## Exercise directions
Leave the pictures out and print every record below exactly as it stands.

### Source data ###

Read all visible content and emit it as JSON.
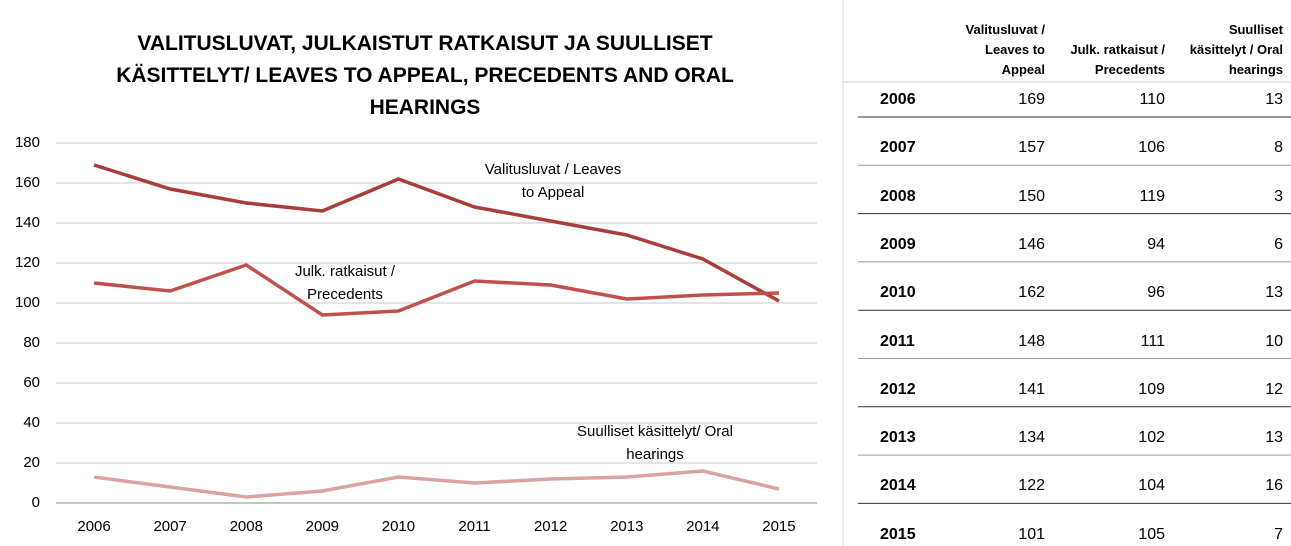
{
  "chart_data": {
    "type": "line",
    "title": "VALITUSLUVAT, JULKAISTUT RATKAISUT JA SUULLISET KÄSITTELYT/ LEAVES TO APPEAL, PRECEDENTS AND ORAL HEARINGS",
    "categories": [
      "2006",
      "2007",
      "2008",
      "2009",
      "2010",
      "2011",
      "2012",
      "2013",
      "2014",
      "2015"
    ],
    "series": [
      {
        "name": "Valitusluvat / Leaves to Appeal",
        "color": "#a83d3b",
        "values": [
          169,
          157,
          150,
          146,
          162,
          148,
          141,
          134,
          122,
          101
        ]
      },
      {
        "name": "Julk. ratkaisut / Precedents",
        "color": "#c0504d",
        "values": [
          110,
          106,
          119,
          94,
          96,
          111,
          109,
          102,
          104,
          105
        ]
      },
      {
        "name": "Suulliset käsittelyt/ Oral hearings",
        "color": "#d8a3a2",
        "values": [
          13,
          8,
          3,
          6,
          13,
          10,
          12,
          13,
          16,
          7
        ]
      }
    ],
    "ylim": [
      0,
      180
    ],
    "yticks": [
      0,
      20,
      40,
      60,
      80,
      100,
      120,
      140,
      160,
      180
    ],
    "grid": true
  },
  "table": {
    "columns": [
      "Valitusluvat / Leaves to Appeal",
      "Julk. ratkaisut / Precedents",
      "Suulliset käsittelyt / Oral hearings"
    ]
  }
}
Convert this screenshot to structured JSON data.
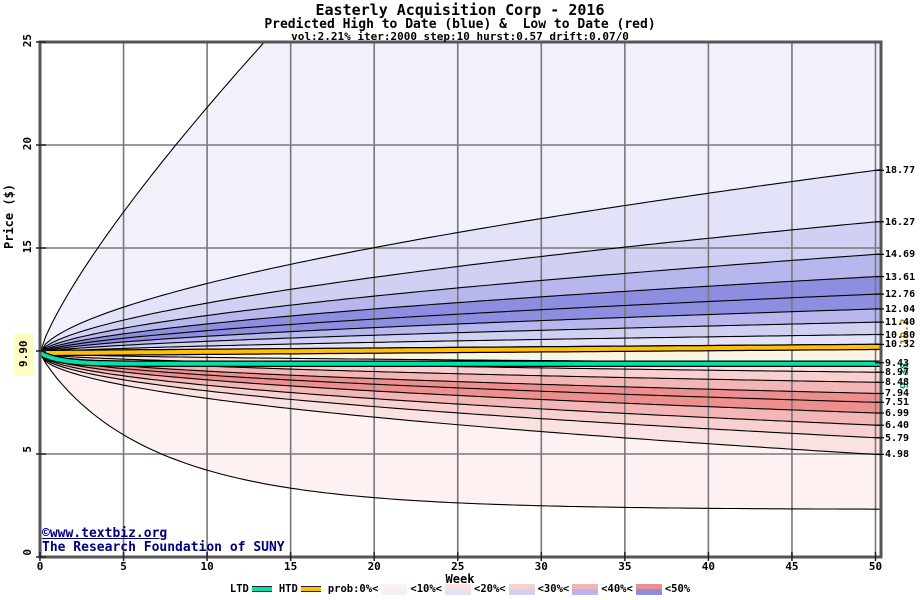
{
  "header": {
    "title": "Easterly Acquisition Corp - 2016",
    "subtitle": "Predicted High to Date (blue) &  Low to Date (red)",
    "params": "vol:2.21% iter:2000 step:10 hurst:0.57 drift:0.07/0"
  },
  "watermark": {
    "line1": "©www.textbiz.org",
    "line2": "The Research Foundation of SUNY",
    "color": "#000080"
  },
  "axes": {
    "x_label": "Week",
    "y_label": "Price ($)",
    "x_ticks": [
      0,
      5,
      10,
      15,
      20,
      25,
      30,
      35,
      40,
      45,
      50
    ],
    "y_ticks": [
      0,
      5,
      15,
      20,
      25
    ],
    "x_range": [
      0,
      50
    ],
    "y_range": [
      0,
      25
    ],
    "start_price_label": "9.90"
  },
  "legend": {
    "ltd_label": "LTD",
    "htd_label": "HTD",
    "prob_prefix": "prob:0%<",
    "prob_steps": [
      "<10%<",
      "<20%<",
      "<30%<",
      "<40%<",
      "<50%"
    ],
    "ltd_color": "#00e2a8",
    "htd_color": "#ffc000",
    "band_colors_blue": [
      "#f1f1fc",
      "#e2e2f8",
      "#d0d0f3",
      "#b7b7ee",
      "#8e8ee1"
    ],
    "band_colors_red": [
      "#fdf1f1",
      "#fbe2e2",
      "#f8d0d0",
      "#f3b5b5",
      "#ee8f8f"
    ],
    "inner_band_color": "#fcf5e3"
  },
  "right_vertical_labels": {
    "htd": {
      "text": "10.2",
      "color": "#b08000"
    },
    "ltd": {
      "text": "9.38",
      "color": "#00a070"
    }
  },
  "chart_data": {
    "type": "area",
    "title": "Easterly Acquisition Corp - 2016",
    "xlabel": "Week",
    "ylabel": "Price ($)",
    "xlim": [
      0,
      50
    ],
    "ylim": [
      0,
      25
    ],
    "grid": true,
    "start_week": 0,
    "start_price": 9.9,
    "high_contours_week50": [
      10.32,
      10.8,
      11.4,
      12.04,
      12.76,
      13.61,
      14.69,
      16.27,
      18.77
    ],
    "low_contours_week50": [
      9.43,
      8.97,
      8.48,
      7.94,
      7.51,
      6.99,
      6.4,
      5.79,
      4.98
    ],
    "htd_line": {
      "start": 9.9,
      "end_week50": 10.2
    },
    "ltd_line": {
      "start": 9.9,
      "end_week50": 9.38
    },
    "low_outer_boundary_week50": 2.3,
    "probability_band_edges_pct": [
      0,
      10,
      20,
      30,
      40,
      50
    ]
  }
}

###

## Finished task
Read all visible content and emit it as JSON.
{
  "chart_data": {
    "type": "line",
    "title": "VALITUSLUVAT, JULKAISTUT RATKAISUT JA SUULLISET KÄSITTELYT/ LEAVES TO APPEAL, PRECEDENTS AND ORAL HEARINGS",
    "categories": [
      "2006",
      "2007",
      "2008",
      "2009",
      "2010",
      "2011",
      "2012",
      "2013",
      "2014",
      "2015"
    ],
    "series": [
      {
        "name": "Valitusluvat / Leaves to Appeal",
        "color": "#a83d3b",
        "values": [
          169,
          157,
          150,
          146,
          162,
          148,
          141,
          134,
          122,
          101
        ]
      },
      {
        "name": "Julk. ratkaisut / Precedents",
        "color": "#c0504d",
        "values": [
          110,
          106,
          119,
          94,
          96,
          111,
          109,
          102,
          104,
          105
        ]
      },
      {
        "name": "Suulliset käsittelyt/ Oral hearings",
        "color": "#d8a3a2",
        "values": [
          13,
          8,
          3,
          6,
          13,
          10,
          12,
          13,
          16,
          7
        ]
      }
    ],
    "ylim": [
      0,
      180
    ],
    "yticks": [
      0,
      20,
      40,
      60,
      80,
      100,
      120,
      140,
      160,
      180
    ],
    "grid": true
  },
  "table": {
    "columns": [
      "Valitusluvat / Leaves to Appeal",
      "Julk. ratkaisut / Precedents",
      "Suulliset käsittelyt / Oral hearings"
    ]
  }
}
Convert this screenshot to structured JSON data.
{
  "header": {
    "title": "Easterly Acquisition Corp - 2016",
    "subtitle": "Predicted High to Date (blue) &  Low to Date (red)",
    "params": "vol:2.21% iter:2000 step:10 hurst:0.57 drift:0.07/0"
  },
  "watermark": {
    "line1": "©www.textbiz.org",
    "line2": "The Research Foundation of SUNY",
    "color": "#000080"
  },
  "axes": {
    "x_label": "Week",
    "y_label": "Price ($)",
    "x_ticks": [
      0,
      5,
      10,
      15,
      20,
      25,
      30,
      35,
      40,
      45,
      50
    ],
    "y_ticks": [
      0,
      5,
      15,
      20,
      25
    ],
    "x_range": [
      0,
      50
    ],
    "y_range": [
      0,
      25
    ],
    "start_price_label": "9.90"
  },
  "legend": {
    "ltd_label": "LTD",
    "htd_label": "HTD",
    "prob_prefix": "prob:0%<",
    "prob_steps": [
      "<10%<",
      "<20%<",
      "<30%<",
      "<40%<",
      "<50%"
    ],
    "ltd_color": "#00e2a8",
    "htd_color": "#ffc000",
    "band_colors_blue": [
      "#f1f1fc",
      "#e2e2f8",
      "#d0d0f3",
      "#b7b7ee",
      "#8e8ee1"
    ],
    "band_colors_red": [
      "#fdf1f1",
      "#fbe2e2",
      "#f8d0d0",
      "#f3b5b5",
      "#ee8f8f"
    ],
    "inner_band_color": "#fcf5e3"
  },
  "right_vertical_labels": {
    "htd": {
      "text": "10.2",
      "color": "#b08000"
    },
    "ltd": {
      "text": "9.38",
      "color": "#00a070"
    }
  },
  "chart_data": {
    "type": "area",
    "title": "Easterly Acquisition Corp - 2016",
    "xlabel": "Week",
    "ylabel": "Price ($)",
    "xlim": [
      0,
      50
    ],
    "ylim": [
      0,
      25
    ],
    "grid": true,
    "start_week": 0,
    "start_price": 9.9,
    "high_contours_week50": [
      10.32,
      10.8,
      11.4,
      12.04,
      12.76,
      13.61,
      14.69,
      16.27,
      18.77
    ],
    "low_contours_week50": [
      9.43,
      8.97,
      8.48,
      7.94,
      7.51,
      6.99,
      6.4,
      5.79,
      4.98
    ],
    "htd_line": {
      "start": 9.9,
      "end_week50": 10.2
    },
    "ltd_line": {
      "start": 9.9,
      "end_week50": 9.38
    },
    "low_outer_boundary_week50": 2.3,
    "probability_band_edges_pct": [
      0,
      10,
      20,
      30,
      40,
      50
    ]
  }
}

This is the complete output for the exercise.